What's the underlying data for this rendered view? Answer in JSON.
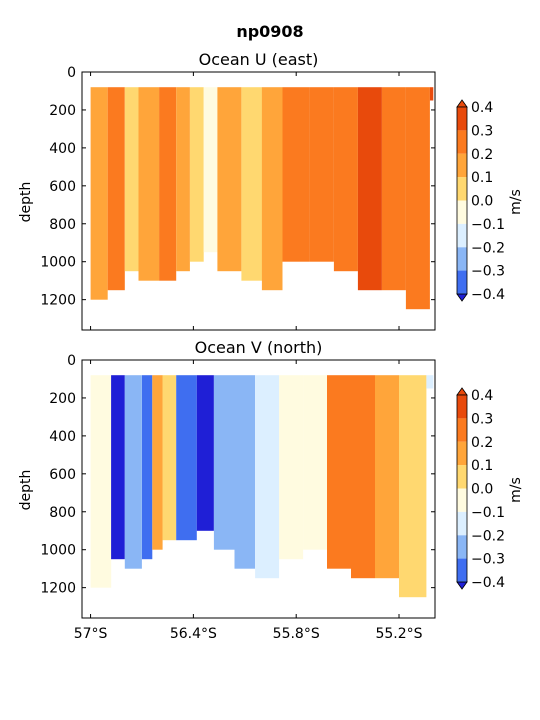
{
  "chart_data": {
    "title": "np0908",
    "colorbar_levels": [
      -0.4,
      -0.3,
      -0.2,
      -0.1,
      0.0,
      0.1,
      0.2,
      0.3,
      0.4
    ],
    "colorbar_tick_labels": [
      "0.4",
      "0.3",
      "0.2",
      "0.1",
      "0.0",
      "−0.1",
      "−0.2",
      "−0.3",
      "−0.4"
    ],
    "colorbar_colors": [
      "#1f1fd6",
      "#3f6ef0",
      "#8ab6f5",
      "#dcefff",
      "#fffbe0",
      "#ffd870",
      "#ffa53a",
      "#fb7a1f",
      "#e84a0c"
    ],
    "x_ticks": [
      "57°S",
      "56.4°S",
      "55.8°S",
      "55.2°S"
    ],
    "x_tick_values": [
      -57.0,
      -56.4,
      -55.8,
      -55.2
    ],
    "xlim": [
      -57.05,
      -54.99
    ],
    "ylim": [
      1360,
      0
    ],
    "y_ticks": [
      "0",
      "200",
      "400",
      "600",
      "800",
      "1000",
      "1200"
    ],
    "y_tick_values": [
      0,
      200,
      400,
      600,
      800,
      1000,
      1200
    ],
    "panels": [
      {
        "type": "heatmap",
        "title": "Ocean U (east)",
        "ylabel": "depth",
        "colorbar_label": "m/s",
        "columns": [
          {
            "x0": -57.0,
            "x1": -56.9,
            "level": 0.2,
            "bottom": 1200
          },
          {
            "x0": -56.9,
            "x1": -56.8,
            "level": 0.3,
            "bottom": 1150
          },
          {
            "x0": -56.8,
            "x1": -56.72,
            "level": 0.1,
            "bottom": 1050
          },
          {
            "x0": -56.72,
            "x1": -56.6,
            "level": 0.2,
            "bottom": 1100
          },
          {
            "x0": -56.6,
            "x1": -56.5,
            "level": 0.3,
            "bottom": 1100
          },
          {
            "x0": -56.5,
            "x1": -56.42,
            "level": 0.2,
            "bottom": 1050
          },
          {
            "x0": -56.42,
            "x1": -56.34,
            "level": 0.1,
            "bottom": 1000
          },
          {
            "x0": -56.34,
            "x1": -56.26,
            "level": 0.0,
            "bottom": 950
          },
          {
            "x0": -56.26,
            "x1": -56.12,
            "level": 0.2,
            "bottom": 1050
          },
          {
            "x0": -56.12,
            "x1": -56.0,
            "level": 0.1,
            "bottom": 1100
          },
          {
            "x0": -56.0,
            "x1": -55.88,
            "level": 0.2,
            "bottom": 1150
          },
          {
            "x0": -55.88,
            "x1": -55.72,
            "level": 0.3,
            "bottom": 1000
          },
          {
            "x0": -55.72,
            "x1": -55.58,
            "level": 0.3,
            "bottom": 1000
          },
          {
            "x0": -55.58,
            "x1": -55.44,
            "level": 0.3,
            "bottom": 1050
          },
          {
            "x0": -55.44,
            "x1": -55.3,
            "level": 0.4,
            "bottom": 1150
          },
          {
            "x0": -55.3,
            "x1": -55.16,
            "level": 0.3,
            "bottom": 1150
          },
          {
            "x0": -55.16,
            "x1": -55.02,
            "level": 0.3,
            "bottom": 1250
          },
          {
            "x0": -55.02,
            "x1": -55.0,
            "level": 0.4,
            "bottom": 150
          }
        ]
      },
      {
        "type": "heatmap",
        "title": "Ocean V (north)",
        "ylabel": "depth",
        "colorbar_label": "m/s",
        "columns": [
          {
            "x0": -57.0,
            "x1": -56.88,
            "level": 0.0,
            "bottom": 1200
          },
          {
            "x0": -56.88,
            "x1": -56.8,
            "level": -0.4,
            "bottom": 1050
          },
          {
            "x0": -56.8,
            "x1": -56.7,
            "level": -0.2,
            "bottom": 1100
          },
          {
            "x0": -56.7,
            "x1": -56.64,
            "level": -0.3,
            "bottom": 1050
          },
          {
            "x0": -56.64,
            "x1": -56.58,
            "level": 0.2,
            "bottom": 1000
          },
          {
            "x0": -56.58,
            "x1": -56.5,
            "level": 0.1,
            "bottom": 950
          },
          {
            "x0": -56.5,
            "x1": -56.38,
            "level": -0.3,
            "bottom": 950
          },
          {
            "x0": -56.38,
            "x1": -56.28,
            "level": -0.4,
            "bottom": 900
          },
          {
            "x0": -56.28,
            "x1": -56.16,
            "level": -0.2,
            "bottom": 1000
          },
          {
            "x0": -56.16,
            "x1": -56.04,
            "level": -0.2,
            "bottom": 1100
          },
          {
            "x0": -56.04,
            "x1": -55.9,
            "level": -0.1,
            "bottom": 1150
          },
          {
            "x0": -55.9,
            "x1": -55.76,
            "level": 0.0,
            "bottom": 1050
          },
          {
            "x0": -55.76,
            "x1": -55.62,
            "level": 0.0,
            "bottom": 1000
          },
          {
            "x0": -55.62,
            "x1": -55.48,
            "level": 0.3,
            "bottom": 1100
          },
          {
            "x0": -55.48,
            "x1": -55.34,
            "level": 0.3,
            "bottom": 1150
          },
          {
            "x0": -55.34,
            "x1": -55.2,
            "level": 0.2,
            "bottom": 1150
          },
          {
            "x0": -55.2,
            "x1": -55.04,
            "level": 0.1,
            "bottom": 1250
          },
          {
            "x0": -55.04,
            "x1": -55.0,
            "level": -0.1,
            "bottom": 150
          }
        ]
      }
    ]
  }
}
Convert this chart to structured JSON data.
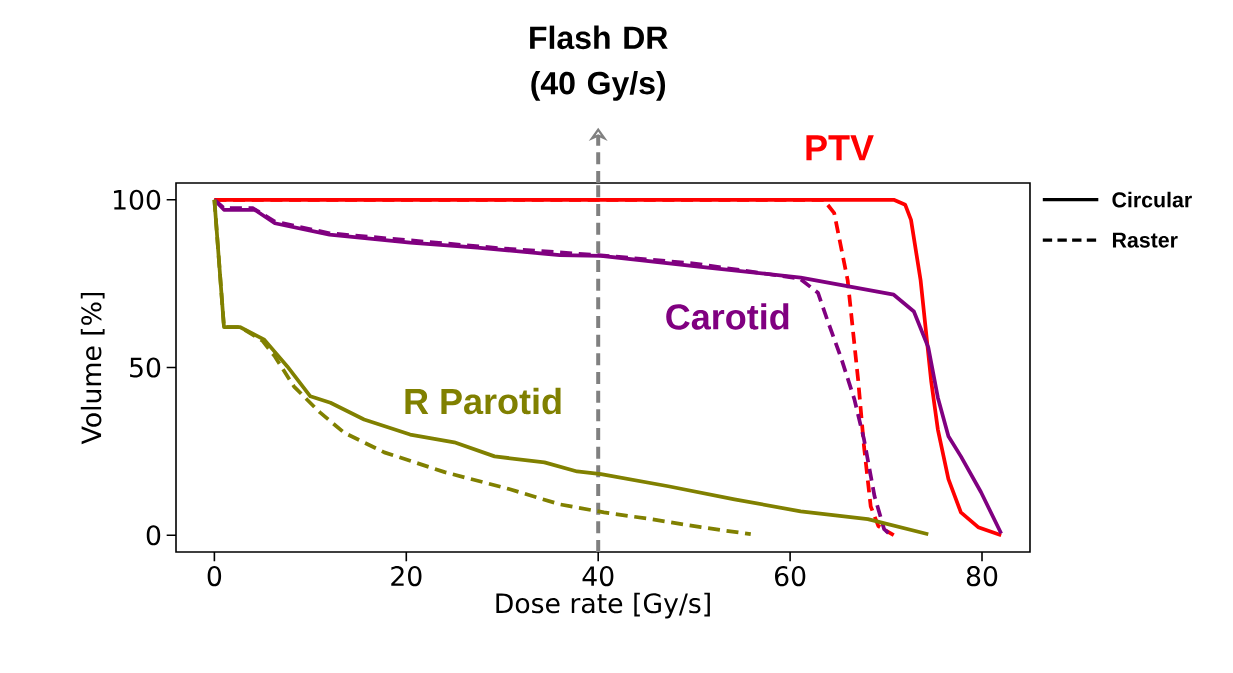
{
  "chart_data": {
    "type": "line",
    "xlabel": "Dose rate [Gy/s]",
    "ylabel": "Volume [%]",
    "xlim": [
      -4,
      85
    ],
    "ylim": [
      -5,
      105
    ],
    "xticks": [
      0,
      20,
      40,
      60,
      80
    ],
    "yticks": [
      0,
      50,
      100
    ],
    "legend": "right",
    "series": [
      {
        "name": "PTV",
        "color": "#ff0000",
        "line_style": "solid",
        "x": [
          0,
          70.8,
          72,
          72.6,
          73.6,
          74.7,
          75.4,
          76.5,
          77.8,
          79.6,
          82
        ],
        "values": [
          100,
          100,
          98.5,
          94,
          76,
          46,
          31.5,
          16.7,
          6.8,
          2.4,
          0
        ]
      },
      {
        "color": "#ff0000",
        "line_style": "dashed",
        "x": [
          0,
          63.5,
          64.6,
          66,
          67.1,
          67.7,
          68.4,
          69.2,
          70.8
        ],
        "values": [
          100,
          100,
          96,
          76,
          46,
          26.5,
          8.6,
          2.7,
          0
        ]
      },
      {
        "name": "Carotid",
        "color": "#800080",
        "line_style": "solid",
        "x": [
          0,
          1,
          4.2,
          6.3,
          12,
          20.4,
          27.4,
          36,
          40.3,
          50.7,
          61.1,
          70.8,
          72.9,
          74.4,
          75.4,
          76.5,
          77.8,
          79.9,
          82
        ],
        "values": [
          100,
          97,
          97,
          93,
          89.6,
          87.2,
          85.7,
          83.5,
          83.3,
          80,
          76.8,
          71.7,
          66.7,
          56,
          41,
          29.5,
          23.5,
          12.8,
          0.5
        ]
      },
      {
        "color": "#800080",
        "line_style": "dashed",
        "x": [
          0,
          1,
          4,
          6.3,
          12,
          20,
          30,
          40,
          50,
          61,
          62.9,
          63.9,
          65.3,
          66.7,
          67.7,
          68.8,
          69.8,
          70.5
        ],
        "values": [
          100,
          97.5,
          97.5,
          93.5,
          90,
          88,
          85.5,
          83.5,
          81,
          76.5,
          72.3,
          64,
          53,
          40.5,
          28.6,
          11.6,
          1.8,
          0
        ]
      },
      {
        "name": "R Parotid",
        "color": "#808000",
        "line_style": "solid",
        "x": [
          0,
          1,
          2.7,
          5.2,
          7.6,
          10,
          12.1,
          15.6,
          20.4,
          25,
          29.2,
          34.4,
          37.8,
          40.3,
          47.3,
          54.2,
          61.1,
          68.1,
          74.4
        ],
        "values": [
          100,
          62,
          62,
          58.3,
          50.3,
          41.4,
          39.5,
          34.5,
          30,
          27.7,
          23.5,
          21.7,
          19,
          18.2,
          14.6,
          10.7,
          7.1,
          4.8,
          0.3
        ]
      },
      {
        "color": "#808000",
        "line_style": "dashed",
        "x": [
          0,
          1,
          2.7,
          5,
          6.3,
          8.3,
          11,
          13.5,
          17.7,
          24,
          30.8,
          36,
          40.6,
          45.5,
          50.7,
          55.9
        ],
        "values": [
          100,
          62,
          62,
          58,
          53.3,
          44.3,
          36.6,
          30.6,
          24.7,
          18.8,
          13.7,
          9.2,
          6.8,
          4.8,
          2.4,
          0.3
        ]
      }
    ],
    "ref_lines": [
      {
        "axis": "x",
        "value": 40,
        "label": "Flash DR (40 Gy/s)",
        "color": "#808080",
        "line_style": "dashed"
      }
    ],
    "annotations": [
      "Circular",
      "Raster"
    ]
  }
}
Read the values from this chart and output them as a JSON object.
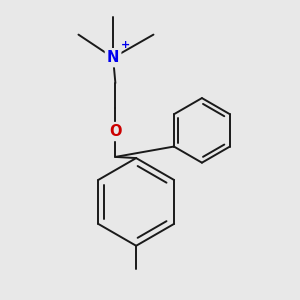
{
  "bg_color": "#e8e8e8",
  "bond_color": "#1a1a1a",
  "N_color": "#0000ee",
  "O_color": "#cc0000",
  "font_size_atom": 10.5,
  "lw": 1.4
}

..............................

REQUIREMENTS: State how many lines in the records above contain the word "title", and give only that number.

EXERCISE SOLUTION: 3